#### STORED RECORDS

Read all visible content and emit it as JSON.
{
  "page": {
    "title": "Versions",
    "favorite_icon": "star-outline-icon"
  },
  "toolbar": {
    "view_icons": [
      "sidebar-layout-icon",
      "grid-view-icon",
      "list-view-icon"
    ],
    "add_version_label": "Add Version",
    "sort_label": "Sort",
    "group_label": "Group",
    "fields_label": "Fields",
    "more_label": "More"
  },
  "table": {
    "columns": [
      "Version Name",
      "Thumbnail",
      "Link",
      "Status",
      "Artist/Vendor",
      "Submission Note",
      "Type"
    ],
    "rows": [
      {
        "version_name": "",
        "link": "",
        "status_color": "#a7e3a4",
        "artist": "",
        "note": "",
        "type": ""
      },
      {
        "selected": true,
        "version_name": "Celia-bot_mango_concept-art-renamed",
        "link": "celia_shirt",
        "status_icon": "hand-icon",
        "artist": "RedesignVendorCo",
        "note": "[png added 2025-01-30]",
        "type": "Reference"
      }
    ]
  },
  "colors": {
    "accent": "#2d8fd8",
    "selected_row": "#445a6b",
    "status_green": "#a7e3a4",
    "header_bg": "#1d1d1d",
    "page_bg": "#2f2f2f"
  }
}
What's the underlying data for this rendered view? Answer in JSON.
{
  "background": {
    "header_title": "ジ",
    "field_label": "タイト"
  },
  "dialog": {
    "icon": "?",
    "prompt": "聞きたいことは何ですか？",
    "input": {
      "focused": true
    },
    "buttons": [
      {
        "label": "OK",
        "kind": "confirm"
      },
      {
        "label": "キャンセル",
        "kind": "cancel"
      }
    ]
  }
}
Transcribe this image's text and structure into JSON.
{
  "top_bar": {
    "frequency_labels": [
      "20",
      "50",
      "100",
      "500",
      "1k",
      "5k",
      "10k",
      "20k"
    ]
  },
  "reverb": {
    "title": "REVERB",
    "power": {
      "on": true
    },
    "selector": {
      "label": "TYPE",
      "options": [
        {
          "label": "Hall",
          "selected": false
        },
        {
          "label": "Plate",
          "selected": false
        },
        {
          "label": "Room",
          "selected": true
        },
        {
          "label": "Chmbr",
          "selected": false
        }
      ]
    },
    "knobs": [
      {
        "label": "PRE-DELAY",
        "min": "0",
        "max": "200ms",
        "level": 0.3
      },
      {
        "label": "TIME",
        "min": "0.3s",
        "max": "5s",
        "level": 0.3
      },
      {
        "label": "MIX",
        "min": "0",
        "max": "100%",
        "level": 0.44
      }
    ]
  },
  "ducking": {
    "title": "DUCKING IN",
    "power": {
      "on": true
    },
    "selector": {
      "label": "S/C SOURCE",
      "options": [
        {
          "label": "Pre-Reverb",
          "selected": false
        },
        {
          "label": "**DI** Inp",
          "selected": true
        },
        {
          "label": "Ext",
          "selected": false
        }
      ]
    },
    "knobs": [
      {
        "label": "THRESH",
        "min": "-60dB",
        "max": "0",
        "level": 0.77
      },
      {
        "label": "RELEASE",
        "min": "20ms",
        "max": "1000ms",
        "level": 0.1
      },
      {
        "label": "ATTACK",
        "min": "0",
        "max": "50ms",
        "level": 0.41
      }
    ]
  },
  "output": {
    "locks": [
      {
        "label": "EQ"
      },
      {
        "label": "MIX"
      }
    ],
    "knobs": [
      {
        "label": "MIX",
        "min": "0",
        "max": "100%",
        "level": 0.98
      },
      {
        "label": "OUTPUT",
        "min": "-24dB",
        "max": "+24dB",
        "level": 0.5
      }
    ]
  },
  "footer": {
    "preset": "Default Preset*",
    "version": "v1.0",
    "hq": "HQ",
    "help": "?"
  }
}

#### THE PROBLEM
Extract all lines as given.

#### ANSWER TO THIS PROBLEM
Read all visible content and emit it as JSON.
{
  "page": {
    "title": "Versions",
    "favorite_icon": "star-outline-icon"
  },
  "toolbar": {
    "view_icons": [
      "sidebar-layout-icon",
      "grid-view-icon",
      "list-view-icon"
    ],
    "add_version_label": "Add Version",
    "sort_label": "Sort",
    "group_label": "Group",
    "fields_label": "Fields",
    "more_label": "More"
  },
  "table": {
    "columns": [
      "Version Name",
      "Thumbnail",
      "Link",
      "Status",
      "Artist/Vendor",
      "Submission Note",
      "Type"
    ],
    "rows": [
      {
        "version_name": "",
        "link": "",
        "status_color": "#a7e3a4",
        "artist": "",
        "note": "",
        "type": ""
      },
      {
        "selected": true,
        "version_name": "Celia-bot_mango_concept-art-renamed",
        "link": "celia_shirt",
        "status_icon": "hand-icon",
        "artist": "RedesignVendorCo",
        "note": "[png added 2025-01-30]",
        "type": "Reference"
      }
    ]
  },
  "colors": {
    "accent": "#2d8fd8",
    "selected_row": "#445a6b",
    "status_green": "#a7e3a4",
    "header_bg": "#1d1d1d",
    "page_bg": "#2f2f2f"
  }
}
What's the underlying data for this rendered view? Answer in JSON.
{
  "background": {
    "header_title": "ジ",
    "field_label": "タイト"
  },
  "dialog": {
    "icon": "?",
    "prompt": "聞きたいことは何ですか？",
    "input": {
      "focused": true
    },
    "buttons": [
      {
        "label": "OK",
        "kind": "confirm"
      },
      {
        "label": "キャンセル",
        "kind": "cancel"
      }
    ]
  }
}
Transcribe this image's text and structure into JSON.
{
  "top_bar": {
    "frequency_labels": [
      "20",
      "50",
      "100",
      "500",
      "1k",
      "5k",
      "10k",
      "20k"
    ]
  },
  "reverb": {
    "title": "REVERB",
    "power": {
      "on": true
    },
    "selector": {
      "label": "TYPE",
      "options": [
        {
          "label": "Hall",
          "selected": false
        },
        {
          "label": "Plate",
          "selected": false
        },
        {
          "label": "Room",
          "selected": true
        },
        {
          "label": "Chmbr",
          "selected": false
        }
      ]
    },
    "knobs": [
      {
        "label": "PRE-DELAY",
        "min": "0",
        "max": "200ms",
        "level": 0.3
      },
      {
        "label": "TIME",
        "min": "0.3s",
        "max": "5s",
        "level": 0.3
      },
      {
        "label": "MIX",
        "min": "0",
        "max": "100%",
        "level": 0.44
      }
    ]
  },
  "ducking": {
    "title": "DUCKING IN",
    "power": {
      "on": true
    },
    "selector": {
      "label": "S/C SOURCE",
      "options": [
        {
          "label": "Pre-Reverb",
          "selected": false
        },
        {
          "label": "**DI** Inp",
          "selected": true
        },
        {
          "label": "Ext",
          "selected": false
        }
      ]
    },
    "knobs": [
      {
        "label": "THRESH",
        "min": "-60dB",
        "max": "0",
        "level": 0.77
      },
      {
        "label": "RELEASE",
        "min": "20ms",
        "max": "1000ms",
        "level": 0.1
      },
      {
        "label": "ATTACK",
        "min": "0",
        "max": "50ms",
        "level": 0.41
      }
    ]
  },
  "output": {
    "locks": [
      {
        "label": "EQ"
      },
      {
        "label": "MIX"
      }
    ],
    "knobs": [
      {
        "label": "MIX",
        "min": "0",
        "max": "100%",
        "level": 0.98
      },
      {
        "label": "OUTPUT",
        "min": "-24dB",
        "max": "+24dB",
        "level": 0.5
      }
    ]
  },
  "footer": {
    "preset": "Default Preset*",
    "version": "v1.0",
    "hq": "HQ",
    "help": "?"
  }
}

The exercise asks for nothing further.